**THINGS TO DO:**
#1 Using the court opinion, decide whether each statement agrees with it: (a) the respondents' determination revoked the petitioner's certification as a school bus driver; (b) someone on the bus was injured; (c) the bus was carrying five children. For each, answer yes or no and quote the deciding words.
#2 Rewrite the court opinion between "As a threshold" and "[1st Dept.2014] ).", inclusive, replacing "merits" with "substance".
#3 In the court opinion, which court ordered the transfer of the proceeding, and when was that order entered?

**PAGE EXTRACT:**

+++

Opinion
01-31-2017
Daniel B. Friedman, Mineola, for appellant. Zachary W. Carter, Corporation Counsel, New York (Susan Paulson of counsel), for respondents.
Daniel B. Friedman, Mineola, for appellant.
Zachary W. Carter, Corporation Counsel, New York (Susan Paulson of counsel), for respondents.
FRIEDMAN, J.P., SWEENY, RICHTER, MANZANET–DANIELS, KAPNICK, JJ.
Determination of respondents, dated July 23, 2012, revoking petitioner's certification as a school bus driver, unanimously confirmed, the petition denied, and the proceeding brought pursuant to CPLR article 78 (transferred to this Court pursuant to CPLR 7804[g] by order of Supreme Court, New York County [Geoffrey D. Wright, J.], entered July 18, 2013) dismissed, without costs.
As a threshold matter, this proceeding was transferred to this Court erroneously. Since the administrative hearing held pursuant to Chancellor's Regulation C–100 was not a hearing "pursuant to direction by law," no substantial evidence issue is raised (CPLR 7803[4] ; 7804[g]; Matter of Duncan v. Klein, 38 A.D.3d 380, 832 N.Y.S.2d 188 [1st Dept.2007] ). We decide the matter on the merits in the interest of judicial economy (see Matter of Pagan v. Rhea, 122 A.D.3d 543, 543, 998 N.Y.S.2d 167 [1st Dept.2014] ).
The determination that petitioner's performance was unsatisfactory has a rational basis in the record (see Matter of Partnership 92 LP & Bldg. Mgt. Co., Inc. v. State of N.Y. Div. of Hous. & Community Renewal, 46 A.D.3d 425, 428, 849 N.Y.S.2d 43 [1st Dept.2007], affd. 11 N.Y.3d 859, 873 N.Y.S.2d 247, 901 N.E.2d 740 [2008] ), which shows that petitioner acted recklessly, endangering his own life and the lives of his passengers. The hearing evidence shows that, while driving a school bus with five children and a school bus escort on board, petitioner came to a railroad crossing while a train was approaching. He disregarded the train's horn and the crossing signal's flashing lights, and continued onto the tracks, where the crossing gate came down upon the front of the bus (no one on the bus was injured).

+++

**PROVIDED MATERIAL:**
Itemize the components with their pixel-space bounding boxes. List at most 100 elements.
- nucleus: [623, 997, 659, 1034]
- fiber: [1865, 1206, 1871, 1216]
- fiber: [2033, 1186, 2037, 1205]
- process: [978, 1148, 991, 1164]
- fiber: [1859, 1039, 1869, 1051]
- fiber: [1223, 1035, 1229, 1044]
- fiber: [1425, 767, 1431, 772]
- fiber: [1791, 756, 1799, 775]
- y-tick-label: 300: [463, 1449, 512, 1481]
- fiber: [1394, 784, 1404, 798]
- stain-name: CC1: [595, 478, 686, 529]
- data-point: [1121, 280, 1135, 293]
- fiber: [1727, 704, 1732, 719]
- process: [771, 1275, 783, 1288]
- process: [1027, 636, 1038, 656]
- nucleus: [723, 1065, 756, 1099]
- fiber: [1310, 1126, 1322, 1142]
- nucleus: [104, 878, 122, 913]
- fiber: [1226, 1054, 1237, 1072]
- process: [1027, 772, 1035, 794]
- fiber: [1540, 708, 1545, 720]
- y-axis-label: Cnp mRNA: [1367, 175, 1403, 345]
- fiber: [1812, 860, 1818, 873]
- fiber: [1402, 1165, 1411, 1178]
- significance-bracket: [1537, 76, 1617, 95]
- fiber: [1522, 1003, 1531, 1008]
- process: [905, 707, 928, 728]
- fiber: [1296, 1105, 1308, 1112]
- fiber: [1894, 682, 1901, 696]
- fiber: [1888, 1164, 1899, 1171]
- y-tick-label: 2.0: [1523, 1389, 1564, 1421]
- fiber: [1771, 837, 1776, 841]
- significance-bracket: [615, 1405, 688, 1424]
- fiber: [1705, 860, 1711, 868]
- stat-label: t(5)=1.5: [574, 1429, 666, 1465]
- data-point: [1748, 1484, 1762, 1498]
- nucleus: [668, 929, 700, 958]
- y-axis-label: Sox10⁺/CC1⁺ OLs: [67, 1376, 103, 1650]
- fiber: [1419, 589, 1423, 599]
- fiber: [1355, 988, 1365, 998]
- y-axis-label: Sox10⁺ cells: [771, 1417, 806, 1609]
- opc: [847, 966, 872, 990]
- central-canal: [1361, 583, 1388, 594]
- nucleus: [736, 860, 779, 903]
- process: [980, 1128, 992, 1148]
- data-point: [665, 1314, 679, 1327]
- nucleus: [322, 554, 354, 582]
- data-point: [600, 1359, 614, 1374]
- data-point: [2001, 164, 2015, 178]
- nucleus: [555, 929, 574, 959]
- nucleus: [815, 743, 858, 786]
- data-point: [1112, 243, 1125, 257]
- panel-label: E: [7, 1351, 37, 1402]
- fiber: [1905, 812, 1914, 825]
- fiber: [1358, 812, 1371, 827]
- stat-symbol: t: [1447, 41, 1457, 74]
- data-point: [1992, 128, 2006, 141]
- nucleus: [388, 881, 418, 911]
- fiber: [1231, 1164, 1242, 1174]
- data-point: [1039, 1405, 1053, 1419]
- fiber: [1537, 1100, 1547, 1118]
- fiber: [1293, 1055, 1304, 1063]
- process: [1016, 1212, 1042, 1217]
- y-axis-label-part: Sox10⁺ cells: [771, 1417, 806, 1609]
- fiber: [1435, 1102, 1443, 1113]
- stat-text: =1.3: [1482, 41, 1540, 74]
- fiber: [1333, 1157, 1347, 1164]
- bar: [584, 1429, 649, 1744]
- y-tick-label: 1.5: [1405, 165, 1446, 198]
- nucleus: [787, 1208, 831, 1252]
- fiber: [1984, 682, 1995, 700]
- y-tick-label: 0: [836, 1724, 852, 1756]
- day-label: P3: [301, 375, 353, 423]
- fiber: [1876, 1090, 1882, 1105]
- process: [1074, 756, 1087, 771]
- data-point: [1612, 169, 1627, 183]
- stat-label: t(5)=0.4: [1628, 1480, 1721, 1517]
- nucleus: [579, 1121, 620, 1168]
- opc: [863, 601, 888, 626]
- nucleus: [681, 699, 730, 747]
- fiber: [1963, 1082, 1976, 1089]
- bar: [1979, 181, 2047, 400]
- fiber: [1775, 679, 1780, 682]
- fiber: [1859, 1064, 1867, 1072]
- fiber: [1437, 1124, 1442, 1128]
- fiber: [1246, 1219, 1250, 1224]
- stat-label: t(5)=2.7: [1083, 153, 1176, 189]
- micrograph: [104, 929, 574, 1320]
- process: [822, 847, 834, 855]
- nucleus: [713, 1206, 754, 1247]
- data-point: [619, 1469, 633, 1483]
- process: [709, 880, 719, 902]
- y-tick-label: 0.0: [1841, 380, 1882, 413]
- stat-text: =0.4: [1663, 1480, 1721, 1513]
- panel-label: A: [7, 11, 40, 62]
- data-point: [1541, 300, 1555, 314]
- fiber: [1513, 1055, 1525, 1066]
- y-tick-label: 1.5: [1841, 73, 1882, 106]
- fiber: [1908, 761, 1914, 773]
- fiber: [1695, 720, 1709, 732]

+++

**RESPONSES FOR EACH TASK:**
#1
(a) Yes: "revoking petitioner's certification as a school bus driver"
(b) No: "no one on the bus was injured"
(c) Yes: "a school bus with five children and a school bus escort on board"

#2
As a threshold matter, this proceeding was transferred to this Court erroneously. Since the administrative hearing held pursuant to Chancellor's Regulation C–100 was not a hearing "pursuant to direction by law," no substantial evidence issue is raised (CPLR 7803[4] ; 7804[g]; Matter of Duncan v. Klein, 38 A.D.3d 380, 832 N.Y.S.2d 188 [1st Dept.2007] ). We decide the matter on the substance in the interest of judicial economy (see Matter of Pagan v. Rhea, 122 A.D.3d 543, 543, 998 N.Y.S.2d 167 [1st Dept.2014] ).

#3 Supreme Court, New York County, by an order entered July 18, 2013.